- Written instruction -
Pick out all lines of the entries that include the word "text" and copy them.

- Dataset -

▬▬▬▬▬▬

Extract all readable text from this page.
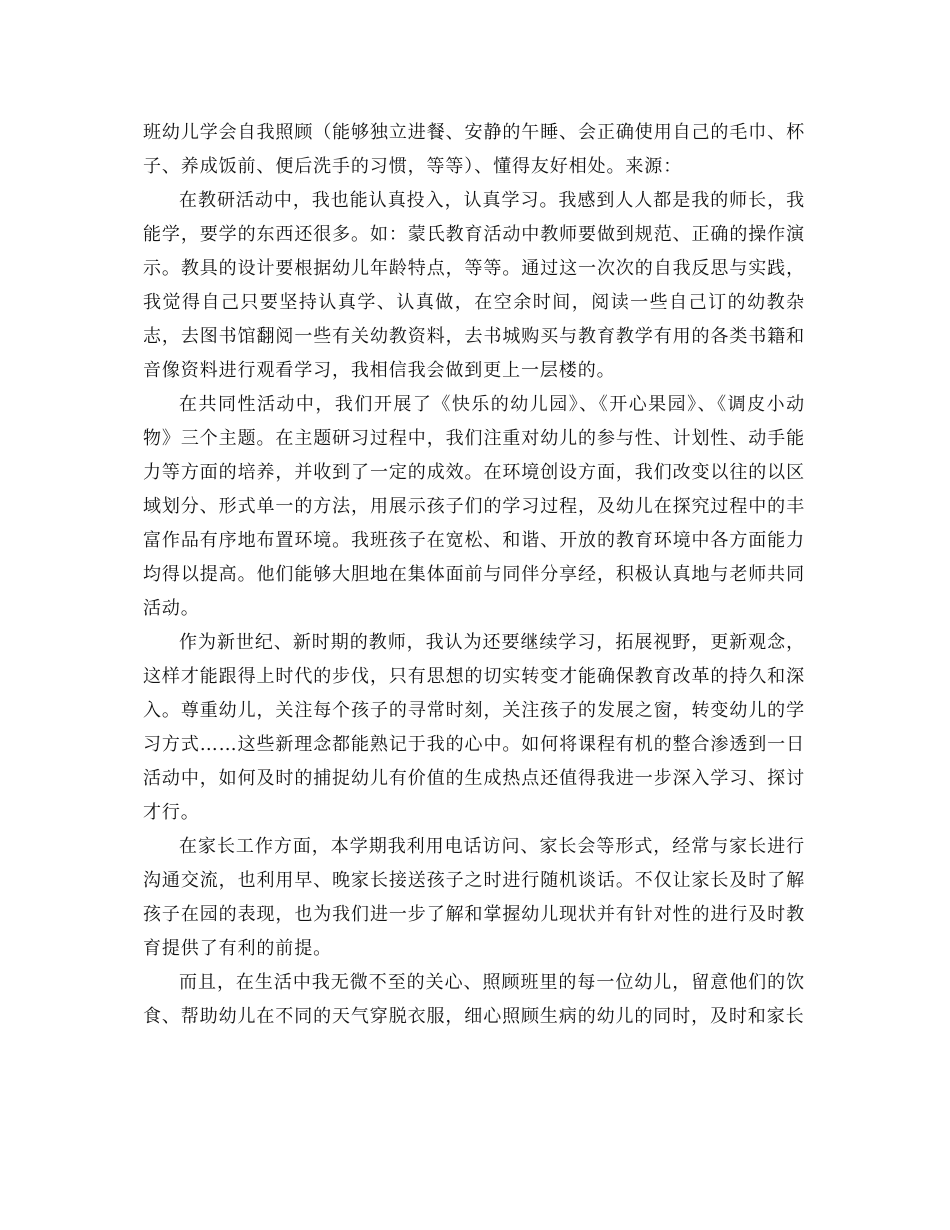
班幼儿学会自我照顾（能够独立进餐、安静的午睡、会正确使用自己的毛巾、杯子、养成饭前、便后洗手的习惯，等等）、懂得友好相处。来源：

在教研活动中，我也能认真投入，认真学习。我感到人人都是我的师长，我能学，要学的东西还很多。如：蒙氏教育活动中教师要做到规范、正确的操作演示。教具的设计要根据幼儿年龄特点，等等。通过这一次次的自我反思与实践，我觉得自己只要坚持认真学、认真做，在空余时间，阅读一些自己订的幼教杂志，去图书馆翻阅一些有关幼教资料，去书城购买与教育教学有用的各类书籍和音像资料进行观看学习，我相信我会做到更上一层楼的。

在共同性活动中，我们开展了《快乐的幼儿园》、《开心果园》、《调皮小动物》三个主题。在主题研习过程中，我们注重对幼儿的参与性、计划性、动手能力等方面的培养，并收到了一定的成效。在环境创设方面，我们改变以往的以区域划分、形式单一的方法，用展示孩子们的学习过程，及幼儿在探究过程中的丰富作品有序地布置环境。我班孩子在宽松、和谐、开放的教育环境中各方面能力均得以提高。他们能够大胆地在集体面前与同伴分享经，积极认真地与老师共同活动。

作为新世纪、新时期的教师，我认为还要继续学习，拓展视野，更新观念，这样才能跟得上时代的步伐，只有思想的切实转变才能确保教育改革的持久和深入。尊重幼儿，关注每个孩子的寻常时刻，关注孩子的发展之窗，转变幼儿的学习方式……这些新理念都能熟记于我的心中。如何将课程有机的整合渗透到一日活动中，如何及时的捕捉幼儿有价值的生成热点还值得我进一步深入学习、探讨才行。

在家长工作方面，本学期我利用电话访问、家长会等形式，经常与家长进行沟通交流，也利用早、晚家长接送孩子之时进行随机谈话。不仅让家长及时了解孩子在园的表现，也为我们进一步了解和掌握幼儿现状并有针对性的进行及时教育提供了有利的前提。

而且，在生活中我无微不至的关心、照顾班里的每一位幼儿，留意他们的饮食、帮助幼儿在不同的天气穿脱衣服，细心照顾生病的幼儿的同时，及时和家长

▬▬▬▬▬▬

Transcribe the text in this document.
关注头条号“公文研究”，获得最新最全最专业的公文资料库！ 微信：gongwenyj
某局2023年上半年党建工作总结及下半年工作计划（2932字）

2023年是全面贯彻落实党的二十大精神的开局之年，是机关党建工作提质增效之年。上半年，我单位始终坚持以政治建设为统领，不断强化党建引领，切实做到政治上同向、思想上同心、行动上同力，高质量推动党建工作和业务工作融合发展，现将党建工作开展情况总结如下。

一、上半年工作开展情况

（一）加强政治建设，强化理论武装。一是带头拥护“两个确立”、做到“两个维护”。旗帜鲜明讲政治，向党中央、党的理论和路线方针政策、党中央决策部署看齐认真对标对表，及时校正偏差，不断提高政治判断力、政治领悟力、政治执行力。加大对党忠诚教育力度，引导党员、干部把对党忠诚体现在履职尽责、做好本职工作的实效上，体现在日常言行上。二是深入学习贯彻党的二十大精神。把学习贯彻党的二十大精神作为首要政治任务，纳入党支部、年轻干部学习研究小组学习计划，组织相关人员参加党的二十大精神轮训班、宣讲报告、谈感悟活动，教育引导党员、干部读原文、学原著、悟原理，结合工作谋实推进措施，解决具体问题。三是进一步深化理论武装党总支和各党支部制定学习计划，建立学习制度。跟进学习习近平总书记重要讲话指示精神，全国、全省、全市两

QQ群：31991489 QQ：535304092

▬▬▬▬▬▬

- Response to this task -
Extract all readable text from this page.
Transcribe the text in this document.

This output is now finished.